*ЦЕЛЬ ЗАДАНИЯ*.
Ответьте на вопросы по фрагменту страницы, приведенному ниже:
1. Что рассказчик увидел, когда приехал за боеприпасами?
2. Какая фамилия была у замполита, которого рассказчик показывает на фотографии?
3. Кем рассказчик называет себя, когда говорит о комсомоле?

*ФРАГМЕНТ СТРАНИЦЫ*.
☆ ☆ ☆

В нашем полку, насколько мне помнится, этого дела не проводилось. Но однажды как-то случайно я такой показательный расстрел видел. Приехал, значит, куда-то там за боеприпасами и увидел: зачитали приговор трибунала и двоих человек расстреляли. Но это привычное дело было на фронте. Ведь когда ты в бой идешь, делается кругом-то что? Кругом — трупы, причем, как наши, так и наших противников. Голова — в одном месте, нога — в другом, и так далее. И ты уже не останавливаешься, когда трупы видишь, и ничего уже не делаешь, потому что для тебя это становится самым обычным делом. Вот такие были в основном с этим дела.
Как у вас замполитами складывались отношения во время войны?
У меня с ними были очень хорошие отношения. Вот я вам покажу на фотографии одного замполита (показывает). Вот это я, значит, это - командир дивизиона, а это - замполит, фамилия его - Попов. Это был замечательный и просто очень прекрасный человек. Мы так втроем, с ним и с командиром дивизиона, очень крепко все время дружили. Так войну вместе и закончили. Честно говоря, меня к к замполитам, может быть, в противовес другим, всегда очень хорошее было отношение. Лично я считаю, что они очень много сделали для нас во время войны. Во-первых, тогда комсомол играл очень большую роль для всех нас. Я, например, - старый комсомолец. А комсомол — это мощнейшая была в то время организация. Там находились преданнейшие люди, это были строители нашего будущего и самые настоящие энтузиасты своего дела. Так что комсомол был очень хорош, про это нечего и говорить. И мы, как комсомольцы, на войну вместе все и шли. Больше того, даже во время войны у нас прямо на фронте организовывались комсомольские и партийные ячейки, группы и так далее. И то, что это на фронте смогли организовать, что были и призывы комсомольские, и что многие комсомольцы в ВКП (б), то есть, в партию стали вступать, - это, конечно, была заслуга замполитов. Так что, я считаю, в этом плане они очень многое сделали для нас.

☆ ☆ ☆

*ЗАПИСИ*.
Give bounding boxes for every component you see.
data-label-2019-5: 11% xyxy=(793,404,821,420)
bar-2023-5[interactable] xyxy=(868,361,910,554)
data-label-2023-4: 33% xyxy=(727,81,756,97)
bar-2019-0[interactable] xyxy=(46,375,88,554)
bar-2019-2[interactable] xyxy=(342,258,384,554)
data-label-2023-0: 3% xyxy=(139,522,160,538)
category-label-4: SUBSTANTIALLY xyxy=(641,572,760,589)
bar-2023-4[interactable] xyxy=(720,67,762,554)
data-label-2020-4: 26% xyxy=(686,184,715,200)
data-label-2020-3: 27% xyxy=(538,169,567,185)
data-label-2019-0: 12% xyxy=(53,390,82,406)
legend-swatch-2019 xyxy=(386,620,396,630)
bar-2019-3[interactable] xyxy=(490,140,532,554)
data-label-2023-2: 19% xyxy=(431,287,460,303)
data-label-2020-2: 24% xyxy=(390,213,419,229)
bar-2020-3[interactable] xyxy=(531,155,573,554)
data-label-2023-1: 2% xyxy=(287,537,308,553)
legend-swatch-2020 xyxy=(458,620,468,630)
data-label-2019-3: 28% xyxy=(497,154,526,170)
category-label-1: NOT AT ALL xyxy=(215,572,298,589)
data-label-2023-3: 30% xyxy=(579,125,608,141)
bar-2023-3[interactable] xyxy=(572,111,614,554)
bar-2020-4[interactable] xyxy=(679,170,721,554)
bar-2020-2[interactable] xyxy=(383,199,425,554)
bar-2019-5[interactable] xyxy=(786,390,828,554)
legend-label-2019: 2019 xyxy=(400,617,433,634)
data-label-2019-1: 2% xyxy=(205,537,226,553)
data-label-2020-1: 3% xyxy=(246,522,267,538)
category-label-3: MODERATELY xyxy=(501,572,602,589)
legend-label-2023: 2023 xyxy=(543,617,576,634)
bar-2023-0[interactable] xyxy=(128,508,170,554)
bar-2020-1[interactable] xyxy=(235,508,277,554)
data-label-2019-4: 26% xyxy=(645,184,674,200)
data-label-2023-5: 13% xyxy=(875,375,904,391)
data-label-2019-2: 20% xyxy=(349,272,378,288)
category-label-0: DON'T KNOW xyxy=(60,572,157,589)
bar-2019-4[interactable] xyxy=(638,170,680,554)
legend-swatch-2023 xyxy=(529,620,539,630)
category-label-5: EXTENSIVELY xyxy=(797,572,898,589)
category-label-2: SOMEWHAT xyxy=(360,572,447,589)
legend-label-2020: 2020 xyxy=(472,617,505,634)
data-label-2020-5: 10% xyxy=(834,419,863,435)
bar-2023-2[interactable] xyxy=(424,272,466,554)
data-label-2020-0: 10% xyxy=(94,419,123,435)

☆ ☆ ☆

*ПОЛНЫЙ ОТВЕТ*.
1. Зачитали приговор трибунала, и двоих человек расстреляли.
2. Попов.
3. Старым комсомольцем.